Select the lines below containing the word "JSON".

* START *

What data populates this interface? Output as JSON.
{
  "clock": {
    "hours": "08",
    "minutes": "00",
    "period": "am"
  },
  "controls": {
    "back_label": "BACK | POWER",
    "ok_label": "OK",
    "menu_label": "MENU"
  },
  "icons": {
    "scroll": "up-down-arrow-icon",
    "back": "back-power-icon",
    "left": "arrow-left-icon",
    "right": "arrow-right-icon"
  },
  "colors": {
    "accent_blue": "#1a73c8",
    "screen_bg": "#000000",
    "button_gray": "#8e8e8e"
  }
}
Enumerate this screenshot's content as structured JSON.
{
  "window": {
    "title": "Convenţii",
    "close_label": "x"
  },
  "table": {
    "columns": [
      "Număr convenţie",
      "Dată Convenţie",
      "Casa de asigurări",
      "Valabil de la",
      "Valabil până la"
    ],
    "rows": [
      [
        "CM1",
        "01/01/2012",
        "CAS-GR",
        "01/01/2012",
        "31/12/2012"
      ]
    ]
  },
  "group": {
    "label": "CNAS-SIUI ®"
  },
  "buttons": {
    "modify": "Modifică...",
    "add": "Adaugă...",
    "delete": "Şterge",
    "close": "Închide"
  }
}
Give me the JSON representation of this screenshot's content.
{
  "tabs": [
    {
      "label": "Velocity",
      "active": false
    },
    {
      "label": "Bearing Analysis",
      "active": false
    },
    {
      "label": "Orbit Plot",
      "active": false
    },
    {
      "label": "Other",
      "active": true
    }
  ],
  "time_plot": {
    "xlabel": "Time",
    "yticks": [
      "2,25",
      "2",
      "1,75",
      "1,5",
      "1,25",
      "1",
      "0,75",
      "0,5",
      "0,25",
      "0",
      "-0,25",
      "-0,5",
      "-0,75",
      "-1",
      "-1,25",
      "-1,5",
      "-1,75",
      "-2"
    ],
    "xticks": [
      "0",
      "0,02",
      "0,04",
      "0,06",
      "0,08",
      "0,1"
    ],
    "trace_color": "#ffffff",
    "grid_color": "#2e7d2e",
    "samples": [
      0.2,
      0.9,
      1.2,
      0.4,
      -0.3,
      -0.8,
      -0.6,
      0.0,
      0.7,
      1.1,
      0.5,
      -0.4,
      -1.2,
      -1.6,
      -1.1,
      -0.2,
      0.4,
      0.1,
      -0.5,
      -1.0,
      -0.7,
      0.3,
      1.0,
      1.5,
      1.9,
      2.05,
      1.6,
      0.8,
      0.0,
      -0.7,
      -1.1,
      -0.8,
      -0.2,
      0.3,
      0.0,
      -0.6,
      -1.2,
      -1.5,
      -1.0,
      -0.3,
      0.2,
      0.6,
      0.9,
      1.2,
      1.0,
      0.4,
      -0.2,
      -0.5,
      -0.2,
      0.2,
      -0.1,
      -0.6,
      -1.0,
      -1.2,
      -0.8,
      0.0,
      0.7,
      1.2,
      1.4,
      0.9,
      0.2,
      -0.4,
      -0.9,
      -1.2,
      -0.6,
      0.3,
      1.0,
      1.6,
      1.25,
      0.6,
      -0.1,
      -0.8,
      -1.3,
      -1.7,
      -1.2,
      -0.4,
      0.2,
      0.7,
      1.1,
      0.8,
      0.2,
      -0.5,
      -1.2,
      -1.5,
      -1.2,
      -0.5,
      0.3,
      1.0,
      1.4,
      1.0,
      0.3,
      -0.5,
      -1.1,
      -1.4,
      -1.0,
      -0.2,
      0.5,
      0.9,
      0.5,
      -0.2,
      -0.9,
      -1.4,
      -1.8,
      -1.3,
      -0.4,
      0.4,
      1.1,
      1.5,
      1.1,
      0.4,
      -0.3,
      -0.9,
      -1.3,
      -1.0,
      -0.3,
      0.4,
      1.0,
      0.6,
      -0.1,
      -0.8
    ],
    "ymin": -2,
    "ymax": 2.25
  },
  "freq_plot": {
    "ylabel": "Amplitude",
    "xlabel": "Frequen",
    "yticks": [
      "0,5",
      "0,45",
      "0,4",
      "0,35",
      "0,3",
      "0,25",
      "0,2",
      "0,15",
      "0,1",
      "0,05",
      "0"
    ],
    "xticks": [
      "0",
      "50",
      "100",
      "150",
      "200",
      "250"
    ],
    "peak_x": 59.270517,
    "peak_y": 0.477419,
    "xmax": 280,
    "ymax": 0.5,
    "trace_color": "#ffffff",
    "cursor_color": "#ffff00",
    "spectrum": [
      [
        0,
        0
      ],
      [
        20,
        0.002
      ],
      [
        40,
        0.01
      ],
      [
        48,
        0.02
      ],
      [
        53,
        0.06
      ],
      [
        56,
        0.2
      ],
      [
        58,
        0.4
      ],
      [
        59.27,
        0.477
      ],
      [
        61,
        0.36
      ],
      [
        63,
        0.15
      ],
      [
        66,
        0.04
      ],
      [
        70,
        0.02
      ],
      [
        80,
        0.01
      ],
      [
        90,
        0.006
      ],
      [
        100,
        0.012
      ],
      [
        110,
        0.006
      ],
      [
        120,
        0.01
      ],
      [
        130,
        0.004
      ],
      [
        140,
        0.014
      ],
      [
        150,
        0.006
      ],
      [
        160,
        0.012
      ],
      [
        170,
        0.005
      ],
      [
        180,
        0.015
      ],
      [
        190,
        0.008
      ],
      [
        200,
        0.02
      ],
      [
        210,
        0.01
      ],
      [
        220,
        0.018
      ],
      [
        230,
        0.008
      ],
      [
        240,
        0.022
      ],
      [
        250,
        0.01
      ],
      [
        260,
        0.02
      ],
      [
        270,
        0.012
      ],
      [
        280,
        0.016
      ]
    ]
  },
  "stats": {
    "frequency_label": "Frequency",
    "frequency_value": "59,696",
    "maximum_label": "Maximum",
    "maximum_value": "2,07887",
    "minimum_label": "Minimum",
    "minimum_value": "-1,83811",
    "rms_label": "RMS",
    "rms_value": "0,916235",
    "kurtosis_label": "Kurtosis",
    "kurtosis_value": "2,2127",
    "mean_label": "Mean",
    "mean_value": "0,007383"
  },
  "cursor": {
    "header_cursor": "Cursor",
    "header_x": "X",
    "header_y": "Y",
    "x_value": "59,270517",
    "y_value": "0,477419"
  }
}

* END *

[THE ANSWER]:
What data populates this interface? Output as JSON.
Enumerate this screenshot's content as structured JSON.
Give me the JSON representation of this screenshot's content.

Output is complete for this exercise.